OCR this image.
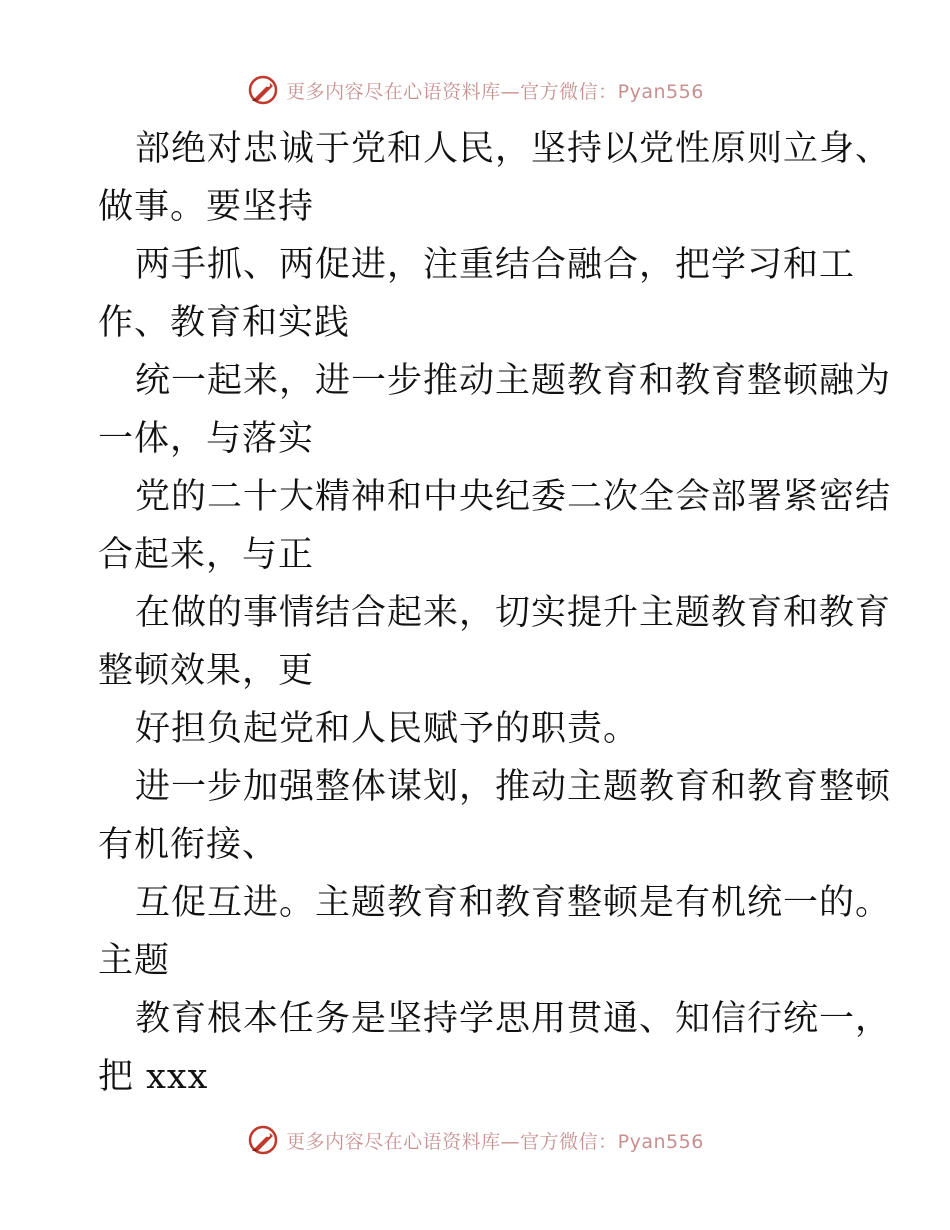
更多内容尽在心语资料库—官方微信：Pyan556
部绝对忠诚于党和人民，坚持以党性原则立身、
做事。要坚持
两手抓、两促进，注重结合融合，把学习和工
作、教育和实践
统一起来，进一步推动主题教育和教育整顿融为
一体，与落实
党的二十大精神和中央纪委二次全会部署紧密结
合起来，与正
在做的事情结合起来，切实提升主题教育和教育
整顿效果，更
好担负起党和人民赋予的职责。
进一步加强整体谋划，推动主题教育和教育整顿
有机衔接、
互促互进。主题教育和教育整顿是有机统一的。
主题
教育根本任务是坚持学思用贯通、知信行统一，
把 xxx
更多内容尽在心语资料库—官方微信：Pyan556
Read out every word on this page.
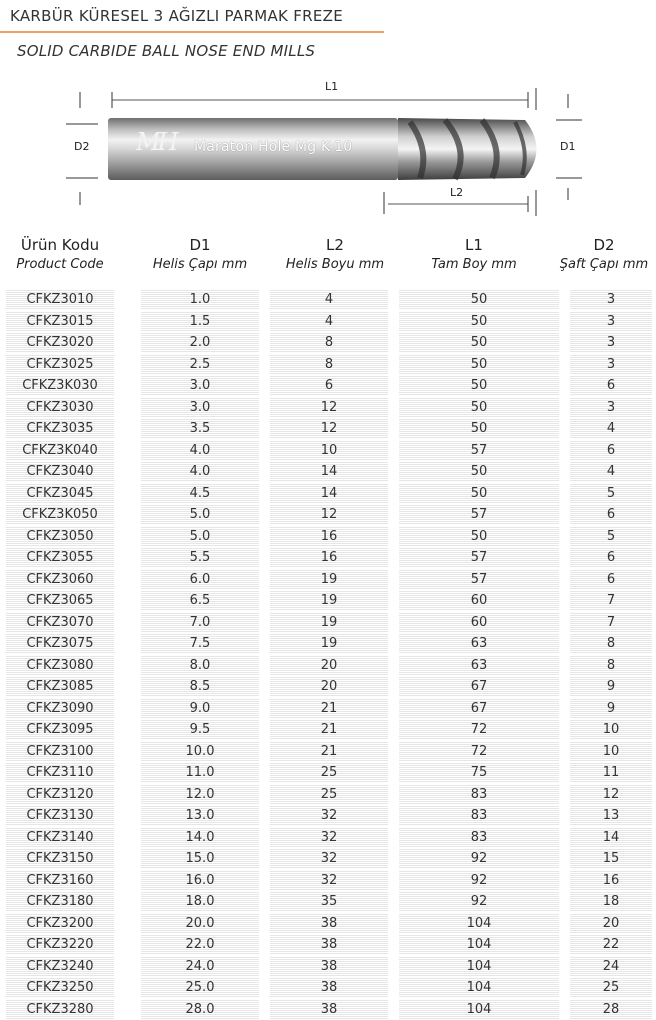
KARBÜR KÜRESEL 3 AĞIZLI PARMAK FREZE
SOLID CARBIDE BALL NOSE END MILLS
L1
D2	D1
L2
MH Maraton Hole Mg K-10
Ürün Kodu
Product Code
D1
Helis Çapı mm
L2
Helis Boyu mm
L1
Tam Boy mm
D2
Şaft Çapı mm
CFKZ3010	1.0	4	50	3
CFKZ3015	1.5	4	50	3
CFKZ3020	2.0	8	50	3
CFKZ3025	2.5	8	50	3
CFKZ3K030	3.0	6	50	6
CFKZ3030	3.0	12	50	3
CFKZ3035	3.5	12	50	4
CFKZ3K040	4.0	10	57	6
CFKZ3040	4.0	14	50	4
CFKZ3045	4.5	14	50	5
CFKZ3K050	5.0	12	57	6
CFKZ3050	5.0	16	50	5
CFKZ3055	5.5	16	57	6
CFKZ3060	6.0	19	57	6
CFKZ3065	6.5	19	60	7
CFKZ3070	7.0	19	60	7
CFKZ3075	7.5	19	63	8
CFKZ3080	8.0	20	63	8
CFKZ3085	8.5	20	67	9
CFKZ3090	9.0	21	67	9
CFKZ3095	9.5	21	72	10
CFKZ3100	10.0	21	72	10
CFKZ3110	11.0	25	75	11
CFKZ3120	12.0	25	83	12
CFKZ3130	13.0	32	83	13
CFKZ3140	14.0	32	83	14
CFKZ3150	15.0	32	92	15
CFKZ3160	16.0	32	92	16
CFKZ3180	18.0	35	92	18
CFKZ3200	20.0	38	104	20
CFKZ3220	22.0	38	104	22
CFKZ3240	24.0	38	104	24
CFKZ3250	25.0	38	104	25
CFKZ3280	28.0	38	104	28
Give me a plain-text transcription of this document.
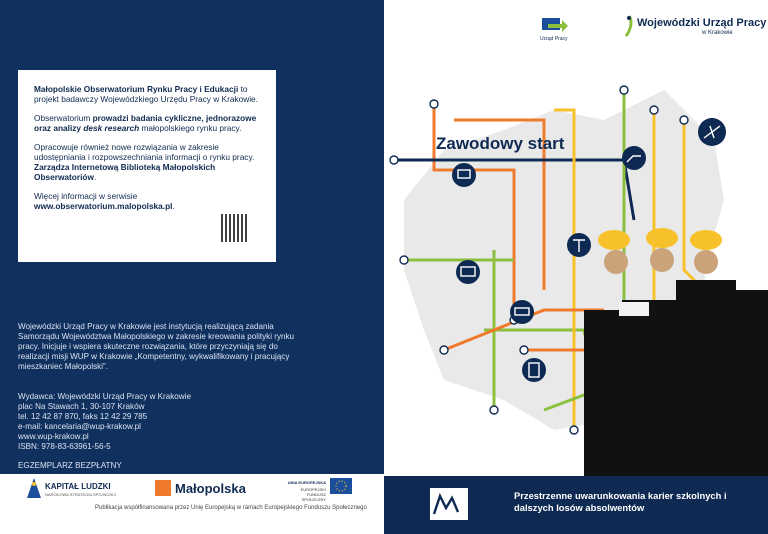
2013	Urząd Pracy
Wojewódzki Urząd Pracy
w Krakowie

Małopolskie Obserwatorium Rynku Pracy i Edukacji to projekt badawczy Wojewódzkiego Urzędu Pracy w Krakowie.

Obserwatorium prowadzi badania cykliczne, jednorazowe oraz analizy desk research małopolskiego rynku pracy.

Opracowuje również nowe rozwiązania w zakresie udostępniania i rozpowszechniania informacji o rynku pracy. Zarządza Internetową Biblioteką Małopolskich Obserwatoriów.

Więcej informacji w serwisie
www.obserwatorium.malopolska.pl.

Wojewódzki Urząd Pracy w Krakowie jest instytucją realizującą zadania Samorządu Województwa Małopolskiego w zakresie kreowania polityki rynku pracy. Inicjuje i wspiera skuteczne rozwiązania, które przyczyniają się do realizacji misji WUP w Krakowie „Kompetentny, wykwalifikowany i pracujący mieszkaniec Małopolski”.
Wydawca: Wojewódzki Urząd Pracy w Krakowie
plac Na Stawach 1, 30-107 Kraków
tel. 12 42 87 870, faks 12 42 29 785
e-mail: kancelaria@wup-krakow.pl
www.wup-krakow.pl
ISBN: 978-83-63961-56-5
EGZEMPLARZ BEZPŁATNY
KAPITAŁ LUDZKI
NARODOWA STRATEGIA SPÓJNOŚCI	Małopolska	UNIA EUROPEJSKA
EUROPEJSKI FUNDUSZ SPOŁECZNY
Publikacja współfinansowana przez Unię Europejską w ramach Europejskiego Funduszu Społecznego
Zawodowy start
Przestrzenne uwarunkowania karier szkolnych i dalszych losów absolwentów
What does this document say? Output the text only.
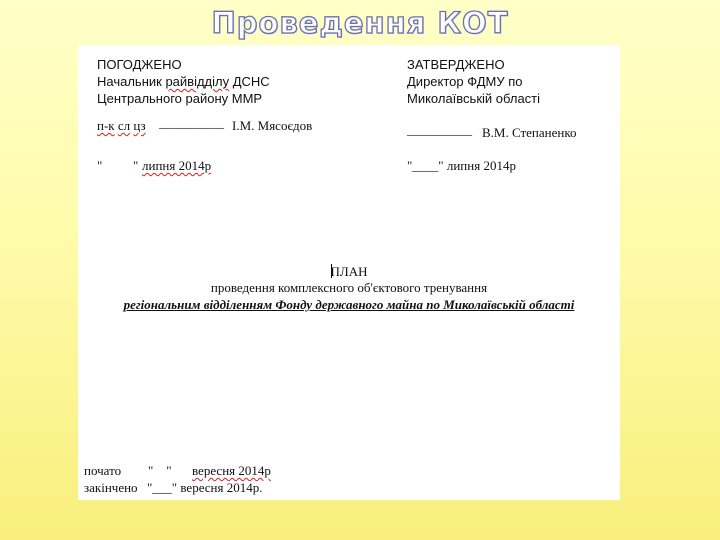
Проведення КОТ
ПОГОДЖЕНО
Начальник райвідділу ДСНС
Центрального району ММР
п-к сл цз __________ І.М. Мясоєдов
" " липня 2014р
ЗАТВЕРДЖЕНО
Директор ФДМУ по
Миколаївській області
__________ В.М. Степаненко
"____" липня 2014р
ПЛАН
проведення комплексного об'єктового тренування
регіональним відділенням Фонду державного майна по Миколаївській області
почато "    " вересня 2014р
закінчено "___" вересня 2014р.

WHAT YOU ARE ASKED TO DO
Tally the lines in these entries that have the string "області" in them, then answer with the count and nothing else.

REPLY
2